Dataset items

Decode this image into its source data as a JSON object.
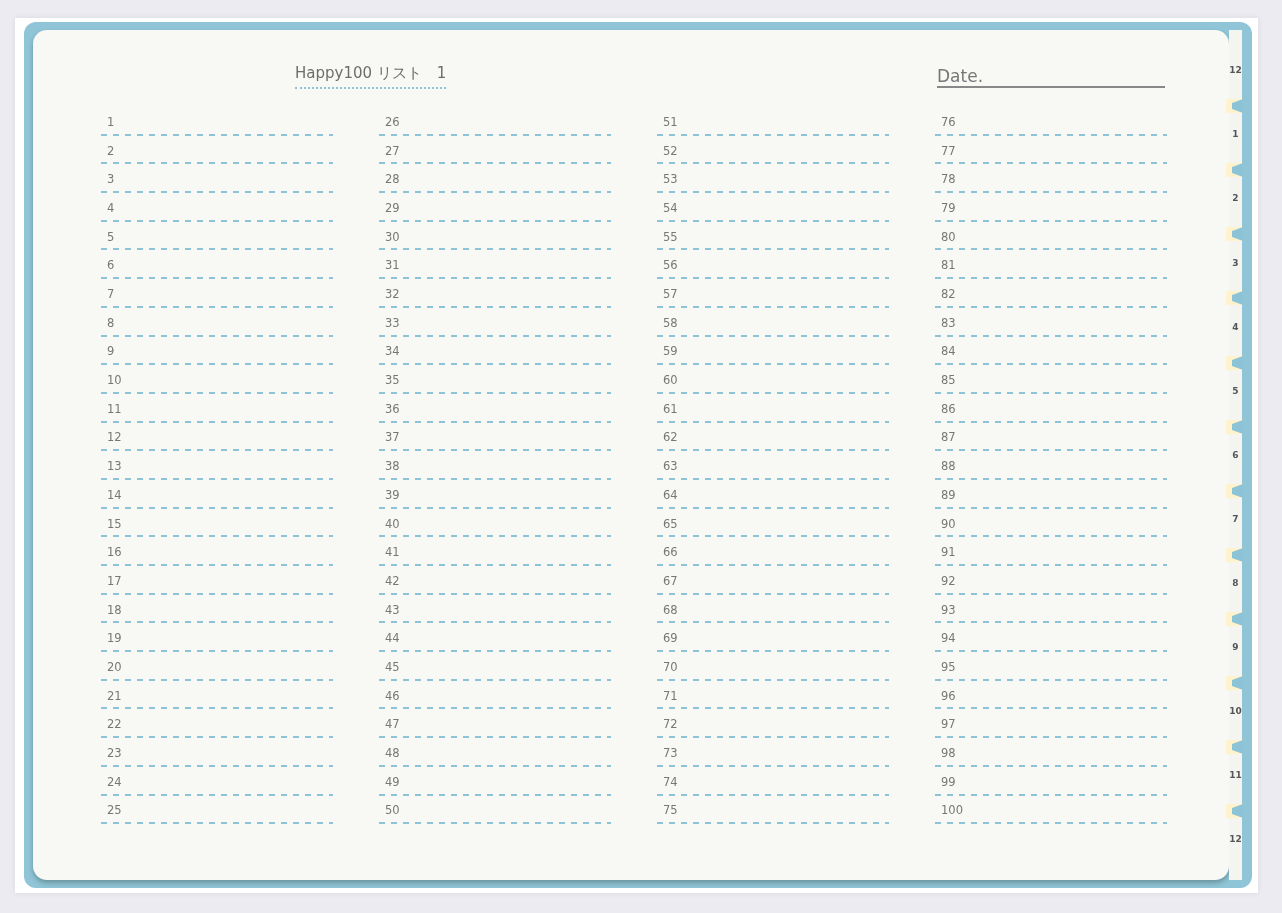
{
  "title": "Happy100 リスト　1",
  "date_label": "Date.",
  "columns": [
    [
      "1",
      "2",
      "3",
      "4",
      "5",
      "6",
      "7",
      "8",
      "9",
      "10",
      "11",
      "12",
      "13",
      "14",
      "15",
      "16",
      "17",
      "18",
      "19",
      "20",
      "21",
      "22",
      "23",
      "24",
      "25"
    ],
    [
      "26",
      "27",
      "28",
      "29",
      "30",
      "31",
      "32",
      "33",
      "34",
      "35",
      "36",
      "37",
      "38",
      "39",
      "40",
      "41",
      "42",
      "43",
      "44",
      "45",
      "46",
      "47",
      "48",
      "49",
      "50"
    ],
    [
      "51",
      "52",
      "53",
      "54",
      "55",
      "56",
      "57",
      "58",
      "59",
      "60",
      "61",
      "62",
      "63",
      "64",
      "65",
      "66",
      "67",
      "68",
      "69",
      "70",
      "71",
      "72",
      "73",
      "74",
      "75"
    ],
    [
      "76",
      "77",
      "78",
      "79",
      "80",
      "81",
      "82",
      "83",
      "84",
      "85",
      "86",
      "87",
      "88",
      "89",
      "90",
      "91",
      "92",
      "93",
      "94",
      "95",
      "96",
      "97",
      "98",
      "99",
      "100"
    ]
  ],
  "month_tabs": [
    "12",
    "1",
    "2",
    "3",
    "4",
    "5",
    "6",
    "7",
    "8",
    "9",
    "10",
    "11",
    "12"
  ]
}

* **TASK TO CARRY OUT**
Make an exact copy of all the material, but keep the pictures out of it.

* **FINISHED EXERCISE**
Decode this image into its source data as a JSON object.
{
  "title": "Happy100 リスト　1",
  "date_label": "Date.",
  "columns": [
    [
      "1",
      "2",
      "3",
      "4",
      "5",
      "6",
      "7",
      "8",
      "9",
      "10",
      "11",
      "12",
      "13",
      "14",
      "15",
      "16",
      "17",
      "18",
      "19",
      "20",
      "21",
      "22",
      "23",
      "24",
      "25"
    ],
    [
      "26",
      "27",
      "28",
      "29",
      "30",
      "31",
      "32",
      "33",
      "34",
      "35",
      "36",
      "37",
      "38",
      "39",
      "40",
      "41",
      "42",
      "43",
      "44",
      "45",
      "46",
      "47",
      "48",
      "49",
      "50"
    ],
    [
      "51",
      "52",
      "53",
      "54",
      "55",
      "56",
      "57",
      "58",
      "59",
      "60",
      "61",
      "62",
      "63",
      "64",
      "65",
      "66",
      "67",
      "68",
      "69",
      "70",
      "71",
      "72",
      "73",
      "74",
      "75"
    ],
    [
      "76",
      "77",
      "78",
      "79",
      "80",
      "81",
      "82",
      "83",
      "84",
      "85",
      "86",
      "87",
      "88",
      "89",
      "90",
      "91",
      "92",
      "93",
      "94",
      "95",
      "96",
      "97",
      "98",
      "99",
      "100"
    ]
  ],
  "month_tabs": [
    "12",
    "1",
    "2",
    "3",
    "4",
    "5",
    "6",
    "7",
    "8",
    "9",
    "10",
    "11",
    "12"
  ]
}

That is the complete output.